_What you should do_: Write out the full set of records below exactly.
# # #
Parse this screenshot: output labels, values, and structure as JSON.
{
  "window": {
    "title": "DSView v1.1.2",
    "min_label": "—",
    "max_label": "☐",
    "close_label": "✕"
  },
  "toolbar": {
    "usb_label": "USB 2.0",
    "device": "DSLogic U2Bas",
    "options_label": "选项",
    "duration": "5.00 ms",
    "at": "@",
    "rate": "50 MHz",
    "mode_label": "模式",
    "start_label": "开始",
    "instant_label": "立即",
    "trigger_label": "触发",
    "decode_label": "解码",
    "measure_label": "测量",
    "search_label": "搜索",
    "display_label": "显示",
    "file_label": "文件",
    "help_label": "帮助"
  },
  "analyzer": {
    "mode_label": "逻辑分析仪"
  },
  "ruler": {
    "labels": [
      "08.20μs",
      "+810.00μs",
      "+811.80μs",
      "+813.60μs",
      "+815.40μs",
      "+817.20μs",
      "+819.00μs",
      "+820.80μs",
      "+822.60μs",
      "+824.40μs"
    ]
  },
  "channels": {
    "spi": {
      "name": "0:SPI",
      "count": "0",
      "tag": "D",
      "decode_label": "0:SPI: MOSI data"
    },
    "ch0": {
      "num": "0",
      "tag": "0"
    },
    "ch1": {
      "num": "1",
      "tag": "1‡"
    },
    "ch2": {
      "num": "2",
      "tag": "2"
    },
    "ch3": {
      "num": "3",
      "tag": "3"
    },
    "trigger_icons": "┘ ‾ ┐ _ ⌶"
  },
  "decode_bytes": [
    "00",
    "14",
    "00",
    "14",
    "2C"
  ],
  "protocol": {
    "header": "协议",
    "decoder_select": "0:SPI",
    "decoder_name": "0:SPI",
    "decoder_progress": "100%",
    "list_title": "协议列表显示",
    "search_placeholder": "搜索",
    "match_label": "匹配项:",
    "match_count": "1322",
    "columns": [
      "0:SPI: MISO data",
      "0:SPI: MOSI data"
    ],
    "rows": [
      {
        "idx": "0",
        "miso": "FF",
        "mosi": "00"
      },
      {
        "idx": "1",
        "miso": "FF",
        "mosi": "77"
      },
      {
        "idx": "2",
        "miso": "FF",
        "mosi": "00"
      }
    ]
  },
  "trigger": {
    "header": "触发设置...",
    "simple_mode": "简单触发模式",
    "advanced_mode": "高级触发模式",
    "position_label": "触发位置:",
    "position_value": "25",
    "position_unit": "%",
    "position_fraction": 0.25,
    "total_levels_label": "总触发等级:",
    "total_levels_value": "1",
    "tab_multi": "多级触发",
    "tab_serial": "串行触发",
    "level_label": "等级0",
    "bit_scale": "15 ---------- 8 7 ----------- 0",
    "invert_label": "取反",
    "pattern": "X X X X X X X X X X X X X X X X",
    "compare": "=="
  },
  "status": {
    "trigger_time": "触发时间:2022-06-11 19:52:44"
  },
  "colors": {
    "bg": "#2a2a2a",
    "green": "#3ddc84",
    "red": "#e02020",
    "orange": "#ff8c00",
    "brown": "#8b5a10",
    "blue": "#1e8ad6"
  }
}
# # #
_Reply to the task_:
Parse this screenshot: output labels, values, and structure as JSON.
{
  "window": {
    "title": "DSView v1.1.2",
    "min_label": "—",
    "max_label": "☐",
    "close_label": "✕"
  },
  "toolbar": {
    "usb_label": "USB 2.0",
    "device": "DSLogic U2Bas",
    "options_label": "选项",
    "duration": "5.00 ms",
    "at": "@",
    "rate": "50 MHz",
    "mode_label": "模式",
    "start_label": "开始",
    "instant_label": "立即",
    "trigger_label": "触发",
    "decode_label": "解码",
    "measure_label": "测量",
    "search_label": "搜索",
    "display_label": "显示",
    "file_label": "文件",
    "help_label": "帮助"
  },
  "analyzer": {
    "mode_label": "逻辑分析仪"
  },
  "ruler": {
    "labels": [
      "08.20μs",
      "+810.00μs",
      "+811.80μs",
      "+813.60μs",
      "+815.40μs",
      "+817.20μs",
      "+819.00μs",
      "+820.80μs",
      "+822.60μs",
      "+824.40μs"
    ]
  },
  "channels": {
    "spi": {
      "name": "0:SPI",
      "count": "0",
      "tag": "D",
      "decode_label": "0:SPI: MOSI data"
    },
    "ch0": {
      "num": "0",
      "tag": "0"
    },
    "ch1": {
      "num": "1",
      "tag": "1‡"
    },
    "ch2": {
      "num": "2",
      "tag": "2"
    },
    "ch3": {
      "num": "3",
      "tag": "3"
    },
    "trigger_icons": "┘ ‾ ┐ _ ⌶"
  },
  "decode_bytes": [
    "00",
    "14",
    "00",
    "14",
    "2C"
  ],
  "protocol": {
    "header": "协议",
    "decoder_select": "0:SPI",
    "decoder_name": "0:SPI",
    "decoder_progress": "100%",
    "list_title": "协议列表显示",
    "search_placeholder": "搜索",
    "match_label": "匹配项:",
    "match_count": "1322",
    "columns": [
      "0:SPI: MISO data",
      "0:SPI: MOSI data"
    ],
    "rows": [
      {
        "idx": "0",
        "miso": "FF",
        "mosi": "00"
      },
      {
        "idx": "1",
        "miso": "FF",
        "mosi": "77"
      },
      {
        "idx": "2",
        "miso": "FF",
        "mosi": "00"
      }
    ]
  },
  "trigger": {
    "header": "触发设置...",
    "simple_mode": "简单触发模式",
    "advanced_mode": "高级触发模式",
    "position_label": "触发位置:",
    "position_value": "25",
    "position_unit": "%",
    "position_fraction": 0.25,
    "total_levels_label": "总触发等级:",
    "total_levels_value": "1",
    "tab_multi": "多级触发",
    "tab_serial": "串行触发",
    "level_label": "等级0",
    "bit_scale": "15 ---------- 8 7 ----------- 0",
    "invert_label": "取反",
    "pattern": "X X X X X X X X X X X X X X X X",
    "compare": "=="
  },
  "status": {
    "trigger_time": "触发时间:2022-06-11 19:52:44"
  },
  "colors": {
    "bg": "#2a2a2a",
    "green": "#3ddc84",
    "red": "#e02020",
    "orange": "#ff8c00",
    "brown": "#8b5a10",
    "blue": "#1e8ad6"
  }
}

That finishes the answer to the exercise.